Task prompt: From the entries below, copy every line holding the word "marker".
# # # #
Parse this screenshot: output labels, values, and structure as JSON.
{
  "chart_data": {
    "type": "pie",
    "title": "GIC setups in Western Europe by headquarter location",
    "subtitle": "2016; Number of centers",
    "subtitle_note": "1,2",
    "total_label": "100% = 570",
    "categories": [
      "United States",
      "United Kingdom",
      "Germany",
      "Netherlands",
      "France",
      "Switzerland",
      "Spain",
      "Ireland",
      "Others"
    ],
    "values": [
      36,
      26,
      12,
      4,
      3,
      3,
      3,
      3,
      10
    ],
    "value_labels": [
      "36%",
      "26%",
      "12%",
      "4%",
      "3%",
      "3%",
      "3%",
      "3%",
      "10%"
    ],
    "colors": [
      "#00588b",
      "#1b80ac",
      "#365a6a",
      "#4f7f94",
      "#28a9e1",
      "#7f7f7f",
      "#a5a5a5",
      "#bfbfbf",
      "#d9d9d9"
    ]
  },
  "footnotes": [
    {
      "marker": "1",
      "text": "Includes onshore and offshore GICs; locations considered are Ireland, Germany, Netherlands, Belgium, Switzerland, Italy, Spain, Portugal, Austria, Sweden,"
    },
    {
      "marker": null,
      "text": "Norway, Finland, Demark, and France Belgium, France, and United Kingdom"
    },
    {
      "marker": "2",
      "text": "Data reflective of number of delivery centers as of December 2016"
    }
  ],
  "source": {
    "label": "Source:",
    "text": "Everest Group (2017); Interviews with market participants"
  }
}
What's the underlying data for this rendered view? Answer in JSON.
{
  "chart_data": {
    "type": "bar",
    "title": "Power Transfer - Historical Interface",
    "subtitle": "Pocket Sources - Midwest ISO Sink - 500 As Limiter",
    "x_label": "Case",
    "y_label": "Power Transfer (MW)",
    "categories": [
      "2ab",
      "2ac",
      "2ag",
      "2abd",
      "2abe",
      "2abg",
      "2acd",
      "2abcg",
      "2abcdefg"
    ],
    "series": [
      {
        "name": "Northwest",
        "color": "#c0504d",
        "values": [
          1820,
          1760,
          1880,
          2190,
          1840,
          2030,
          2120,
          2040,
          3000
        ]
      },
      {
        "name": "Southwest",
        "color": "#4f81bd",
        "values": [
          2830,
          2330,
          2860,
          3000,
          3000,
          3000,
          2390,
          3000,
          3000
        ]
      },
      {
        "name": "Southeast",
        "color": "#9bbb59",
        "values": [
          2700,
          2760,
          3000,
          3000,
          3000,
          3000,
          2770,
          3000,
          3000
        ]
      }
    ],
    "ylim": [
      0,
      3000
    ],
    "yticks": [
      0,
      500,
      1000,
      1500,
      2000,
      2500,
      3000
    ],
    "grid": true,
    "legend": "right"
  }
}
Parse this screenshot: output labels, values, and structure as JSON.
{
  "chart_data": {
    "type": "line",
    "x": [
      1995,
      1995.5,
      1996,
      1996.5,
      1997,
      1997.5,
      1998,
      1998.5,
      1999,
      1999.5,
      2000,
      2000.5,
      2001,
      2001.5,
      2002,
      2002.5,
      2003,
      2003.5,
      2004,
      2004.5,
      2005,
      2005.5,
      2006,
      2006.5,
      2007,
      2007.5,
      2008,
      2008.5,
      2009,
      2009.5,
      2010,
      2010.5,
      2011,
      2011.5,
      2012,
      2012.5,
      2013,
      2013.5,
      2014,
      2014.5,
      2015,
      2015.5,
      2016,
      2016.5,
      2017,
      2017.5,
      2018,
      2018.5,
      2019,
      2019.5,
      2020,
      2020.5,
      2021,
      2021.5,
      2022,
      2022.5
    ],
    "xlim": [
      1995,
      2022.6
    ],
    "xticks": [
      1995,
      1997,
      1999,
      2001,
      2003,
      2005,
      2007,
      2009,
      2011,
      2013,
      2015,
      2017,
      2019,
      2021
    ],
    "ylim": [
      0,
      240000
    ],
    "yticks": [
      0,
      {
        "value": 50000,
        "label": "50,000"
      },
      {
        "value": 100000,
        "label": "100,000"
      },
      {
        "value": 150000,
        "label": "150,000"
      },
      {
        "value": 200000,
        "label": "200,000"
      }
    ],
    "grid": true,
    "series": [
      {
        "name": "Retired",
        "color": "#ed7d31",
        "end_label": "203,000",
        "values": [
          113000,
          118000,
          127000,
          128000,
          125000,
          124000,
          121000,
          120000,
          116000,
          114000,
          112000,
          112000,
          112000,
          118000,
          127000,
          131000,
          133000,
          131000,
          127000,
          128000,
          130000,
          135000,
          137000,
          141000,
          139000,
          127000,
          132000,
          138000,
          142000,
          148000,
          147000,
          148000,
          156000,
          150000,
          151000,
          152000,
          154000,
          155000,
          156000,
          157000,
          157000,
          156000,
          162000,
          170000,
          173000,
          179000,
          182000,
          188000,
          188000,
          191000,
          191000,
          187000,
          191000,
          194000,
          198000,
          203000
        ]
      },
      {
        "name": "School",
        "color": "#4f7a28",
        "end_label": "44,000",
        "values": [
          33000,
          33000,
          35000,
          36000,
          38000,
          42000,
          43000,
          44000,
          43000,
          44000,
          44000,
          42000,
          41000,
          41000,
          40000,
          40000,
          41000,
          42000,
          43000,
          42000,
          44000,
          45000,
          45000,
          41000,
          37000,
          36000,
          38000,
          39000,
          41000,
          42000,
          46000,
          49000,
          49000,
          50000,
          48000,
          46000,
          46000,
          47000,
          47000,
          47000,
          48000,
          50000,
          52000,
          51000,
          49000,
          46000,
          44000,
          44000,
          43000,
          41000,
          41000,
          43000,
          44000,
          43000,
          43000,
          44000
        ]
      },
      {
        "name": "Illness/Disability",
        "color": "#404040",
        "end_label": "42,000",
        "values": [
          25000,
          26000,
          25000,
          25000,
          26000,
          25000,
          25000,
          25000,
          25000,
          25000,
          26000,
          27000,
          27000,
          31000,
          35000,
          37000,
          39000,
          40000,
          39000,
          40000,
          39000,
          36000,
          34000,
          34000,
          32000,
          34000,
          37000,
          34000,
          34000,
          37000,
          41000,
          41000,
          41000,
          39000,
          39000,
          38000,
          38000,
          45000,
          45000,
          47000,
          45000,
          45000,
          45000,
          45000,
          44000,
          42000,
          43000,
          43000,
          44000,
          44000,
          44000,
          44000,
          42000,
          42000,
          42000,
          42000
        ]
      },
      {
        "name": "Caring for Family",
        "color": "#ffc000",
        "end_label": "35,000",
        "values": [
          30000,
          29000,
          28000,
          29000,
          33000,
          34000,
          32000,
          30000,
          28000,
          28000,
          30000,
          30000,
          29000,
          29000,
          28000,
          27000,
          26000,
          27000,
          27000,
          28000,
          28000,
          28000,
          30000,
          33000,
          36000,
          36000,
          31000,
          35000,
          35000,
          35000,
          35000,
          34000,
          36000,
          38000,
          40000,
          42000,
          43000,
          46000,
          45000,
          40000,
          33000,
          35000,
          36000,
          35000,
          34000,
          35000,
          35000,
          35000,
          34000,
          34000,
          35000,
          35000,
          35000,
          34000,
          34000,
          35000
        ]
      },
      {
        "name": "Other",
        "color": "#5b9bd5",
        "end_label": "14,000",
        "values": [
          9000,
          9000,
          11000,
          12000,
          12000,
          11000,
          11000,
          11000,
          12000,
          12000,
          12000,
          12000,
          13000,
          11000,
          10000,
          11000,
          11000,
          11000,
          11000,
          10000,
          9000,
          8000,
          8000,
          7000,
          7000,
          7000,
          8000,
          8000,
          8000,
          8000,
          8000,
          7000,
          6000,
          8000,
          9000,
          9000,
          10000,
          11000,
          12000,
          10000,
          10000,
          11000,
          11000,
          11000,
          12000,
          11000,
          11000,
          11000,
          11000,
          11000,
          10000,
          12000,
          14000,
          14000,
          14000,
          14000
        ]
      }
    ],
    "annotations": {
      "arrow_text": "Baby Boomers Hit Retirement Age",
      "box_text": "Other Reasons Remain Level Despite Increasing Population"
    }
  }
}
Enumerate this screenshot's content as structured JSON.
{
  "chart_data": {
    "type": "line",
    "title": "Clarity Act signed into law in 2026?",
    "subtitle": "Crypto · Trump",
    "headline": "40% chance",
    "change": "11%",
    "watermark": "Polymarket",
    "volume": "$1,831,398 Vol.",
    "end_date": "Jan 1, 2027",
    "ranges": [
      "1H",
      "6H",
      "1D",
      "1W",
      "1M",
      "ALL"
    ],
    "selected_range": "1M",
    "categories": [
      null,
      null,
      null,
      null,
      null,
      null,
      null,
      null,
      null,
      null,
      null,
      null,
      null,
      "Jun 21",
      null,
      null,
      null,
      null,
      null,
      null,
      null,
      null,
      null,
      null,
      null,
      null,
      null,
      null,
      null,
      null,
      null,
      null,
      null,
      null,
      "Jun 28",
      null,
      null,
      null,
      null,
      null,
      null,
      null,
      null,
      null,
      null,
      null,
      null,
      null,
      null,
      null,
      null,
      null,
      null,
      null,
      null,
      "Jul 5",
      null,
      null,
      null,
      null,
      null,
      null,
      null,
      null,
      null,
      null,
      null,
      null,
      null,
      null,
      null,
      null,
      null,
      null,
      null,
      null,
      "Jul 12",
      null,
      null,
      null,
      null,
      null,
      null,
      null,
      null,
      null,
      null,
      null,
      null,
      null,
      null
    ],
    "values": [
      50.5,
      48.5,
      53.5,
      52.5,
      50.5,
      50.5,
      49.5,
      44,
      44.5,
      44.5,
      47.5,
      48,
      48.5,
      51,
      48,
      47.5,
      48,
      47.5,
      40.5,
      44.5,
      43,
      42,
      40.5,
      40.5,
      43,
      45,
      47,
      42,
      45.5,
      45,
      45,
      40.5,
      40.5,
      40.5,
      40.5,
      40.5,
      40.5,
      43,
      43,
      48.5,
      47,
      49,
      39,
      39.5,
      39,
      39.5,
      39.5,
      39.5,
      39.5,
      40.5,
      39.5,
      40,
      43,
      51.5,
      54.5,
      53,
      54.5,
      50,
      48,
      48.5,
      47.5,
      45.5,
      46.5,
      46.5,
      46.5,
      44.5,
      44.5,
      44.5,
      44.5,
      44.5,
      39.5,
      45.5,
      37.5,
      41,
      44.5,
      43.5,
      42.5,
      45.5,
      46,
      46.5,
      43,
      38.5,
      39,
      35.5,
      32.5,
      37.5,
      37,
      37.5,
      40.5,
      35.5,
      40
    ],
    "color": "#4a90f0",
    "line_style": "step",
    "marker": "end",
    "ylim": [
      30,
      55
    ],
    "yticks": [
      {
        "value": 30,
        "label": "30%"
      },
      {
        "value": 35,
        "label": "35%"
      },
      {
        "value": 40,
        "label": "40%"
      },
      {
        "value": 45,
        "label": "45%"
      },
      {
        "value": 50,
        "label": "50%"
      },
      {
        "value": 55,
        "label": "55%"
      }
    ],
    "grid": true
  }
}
# # # #
Result of the exercise:
      "marker": "1",
      "marker": null,
      "marker": "2",
    "marker": "end",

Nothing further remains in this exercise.